Problem to solve :: All the entries need to be quoted exactly, apart from the pictures, which you should drop.

## Start Records

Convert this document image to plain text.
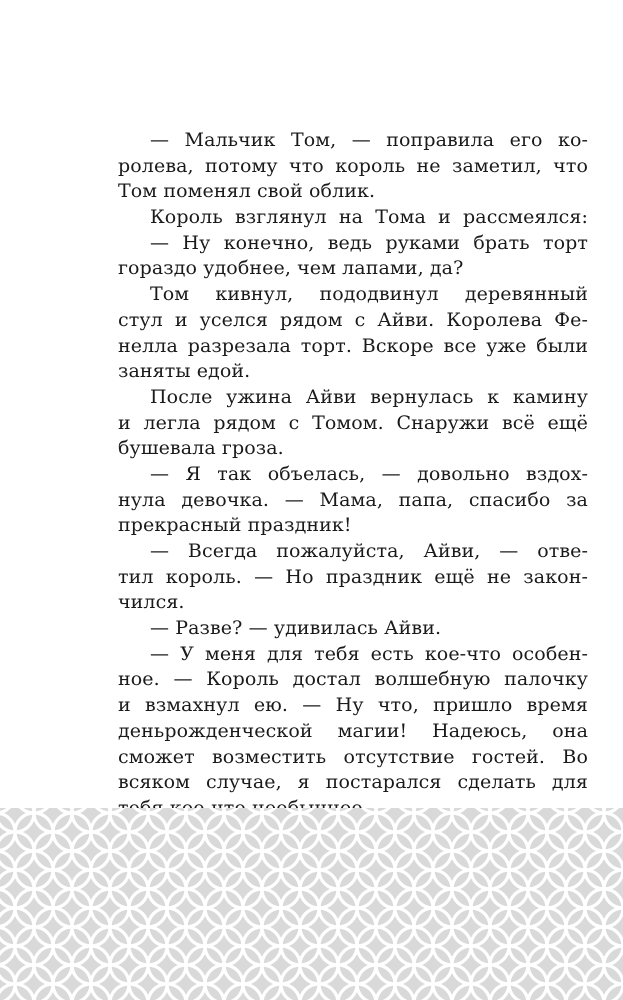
— Мальчик Том, — поправила его ко-
ролева, потому что король не заметил, что
Том поменял свой облик.
Король взглянул на Тома и рассмеялся:
— Ну конечно, ведь руками брать торт
гораздо удобнее, чем лапами, да?
Том кивнул, пододвинул деревянный
стул и уселся рядом с Айви. Королева Фе-
нелла разрезала торт. Вскоре все уже были
заняты едой.
После ужина Айви вернулась к камину
и легла рядом с Томом. Снаружи всё ещё
бушевала гроза.
— Я так объелась, — довольно вздох-
нула девочка. — Мама, папа, спасибо за
прекрасный праздник!
— Всегда пожалуйста, Айви, — отве-
тил король. — Но праздник ещё не закон-
чился.
— Разве? — удивилась Айви.
— У меня для тебя есть кое-что особен-
ное. — Король достал волшебную палочку
и взмахнул ею. — Ну что, пришло время
деньрожденческой магии! Надеюсь, она
сможет возместить отсутствие гостей. Во
всяком случае, я постарался сделать для
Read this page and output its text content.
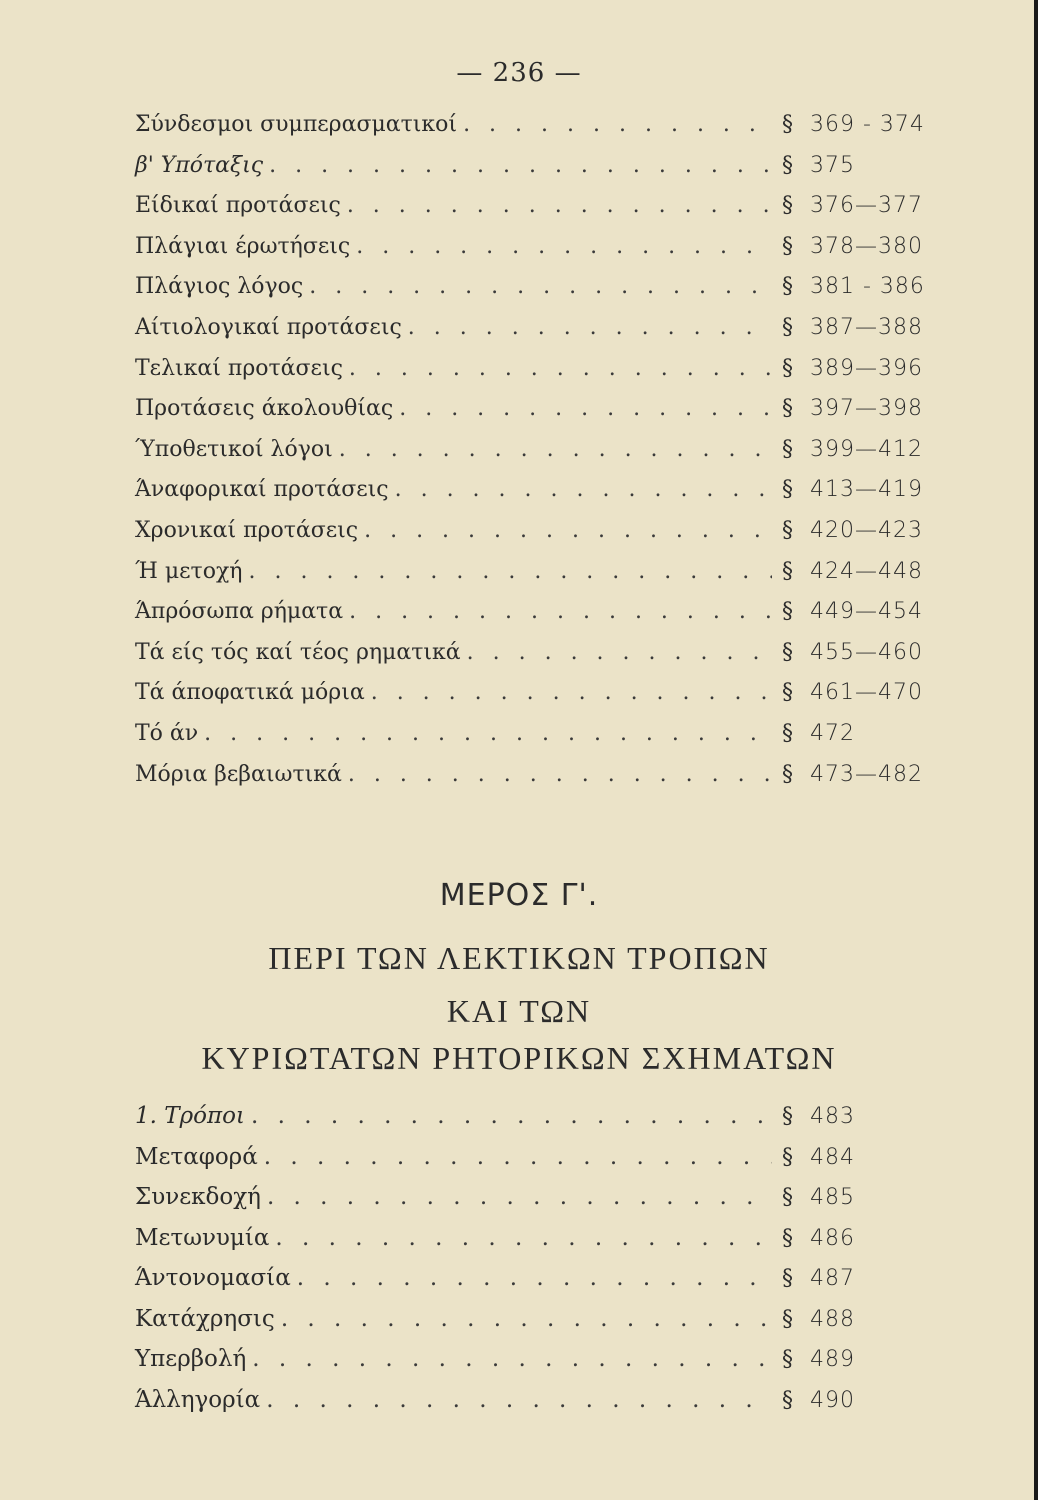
— 236 —
Σύνδεσμοι συμπερασματικοί . . .	§ 369 - 374
β' Υπόταξις . . .	§ 375
Είδικαί προτάσεις . . .	§ 376—377
Πλάγιαι έρωτήσεις . . .	§ 378—380
Πλάγιος λόγος . . .	§ 381 - 386
Αίτιολογικαί προτάσεις . . .	§ 387—388
Τελικαί προτάσεις . . .	§ 389—396
Προτάσεις άκολουθίας . . .	§ 397—398
Ύποθετικοί λόγοι . . .	§ 399—412
Άναφορικαί προτάσεις . . .	§ 413—419
Χρονικαί προτάσεις . . .	§ 420—423
Ή μετοχή . . .	§ 424—448
Άπρόσωπα ρήματα . . .	§ 449—454
Τά είς τός καί τέος ρηματικά . . .	§ 455—460
Τά άποφατικά μόρια . . .	§ 461—470
Τό άν . . .	§ 472
Μόρια βεβαιωτικά . . .	§ 473—482
ΜΕΡΟΣ Γ'.
ΠΕΡΙ ΤΩΝ ΛΕΚΤΙΚΩΝ ΤΡΟΠΩΝ
ΚΑΙ ΤΩΝ
ΚΥΡΙΩΤΑΤΩΝ ΡΗΤΟΡΙΚΩΝ ΣΧΗΜΑΤΩΝ
1. Τρόποι . . .	§ 483
Μεταφορά . . .	§ 484
Συνεκδοχή . . .	§ 485
Μετωνυμία . . .	§ 486
Άντονομασία . . .	§ 487
Κατάχρησις . . .	§ 488
Υπερβολή . . .	§ 489
Άλληγορία . . .	§ 490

## End Records

Correct output ::
Convert this document image to plain text.
— Мальчик Том, — поправила его ко-
ролева, потому что король не заметил, что
Том поменял свой облик.
Король взглянул на Тома и рассмеялся:
— Ну конечно, ведь руками брать торт
гораздо удобнее, чем лапами, да?
Том кивнул, пододвинул деревянный
стул и уселся рядом с Айви. Королева Фе-
нелла разрезала торт. Вскоре все уже были
заняты едой.
После ужина Айви вернулась к камину
и легла рядом с Томом. Снаружи всё ещё
бушевала гроза.
— Я так объелась, — довольно вздох-
нула девочка. — Мама, папа, спасибо за
прекрасный праздник!
— Всегда пожалуйста, Айви, — отве-
тил король. — Но праздник ещё не закон-
чился.
— Разве? — удивилась Айви.
— У меня для тебя есть кое-что особен-
ное. — Король достал волшебную палочку
и взмахнул ею. — Ну что, пришло время
деньрожденческой магии! Надеюсь, она
сможет возместить отсутствие гостей. Во
всяком случае, я постарался сделать для
Read this page and output its text content.
— 236 —
Σύνδεσμοι συμπερασματικοί . . .	§ 369 - 374
β' Υπόταξις . . .	§ 375
Είδικαί προτάσεις . . .	§ 376—377
Πλάγιαι έρωτήσεις . . .	§ 378—380
Πλάγιος λόγος . . .	§ 381 - 386
Αίτιολογικαί προτάσεις . . .	§ 387—388
Τελικαί προτάσεις . . .	§ 389—396
Προτάσεις άκολουθίας . . .	§ 397—398
Ύποθετικοί λόγοι . . .	§ 399—412
Άναφορικαί προτάσεις . . .	§ 413—419
Χρονικαί προτάσεις . . .	§ 420—423
Ή μετοχή . . .	§ 424—448
Άπρόσωπα ρήματα . . .	§ 449—454
Τά είς τός καί τέος ρηματικά . . .	§ 455—460
Τά άποφατικά μόρια . . .	§ 461—470
Τό άν . . .	§ 472
Μόρια βεβαιωτικά . . .	§ 473—482
ΜΕΡΟΣ Γ'.
ΠΕΡΙ ΤΩΝ ΛΕΚΤΙΚΩΝ ΤΡΟΠΩΝ
ΚΑΙ ΤΩΝ
ΚΥΡΙΩΤΑΤΩΝ ΡΗΤΟΡΙΚΩΝ ΣΧΗΜΑΤΩΝ
1. Τρόποι . . .	§ 483
Μεταφορά . . .	§ 484
Συνεκδοχή . . .	§ 485
Μετωνυμία . . .	§ 486
Άντονομασία . . .	§ 487
Κατάχρησις . . .	§ 488
Υπερβολή . . .	§ 489
Άλληγορία . . .	§ 490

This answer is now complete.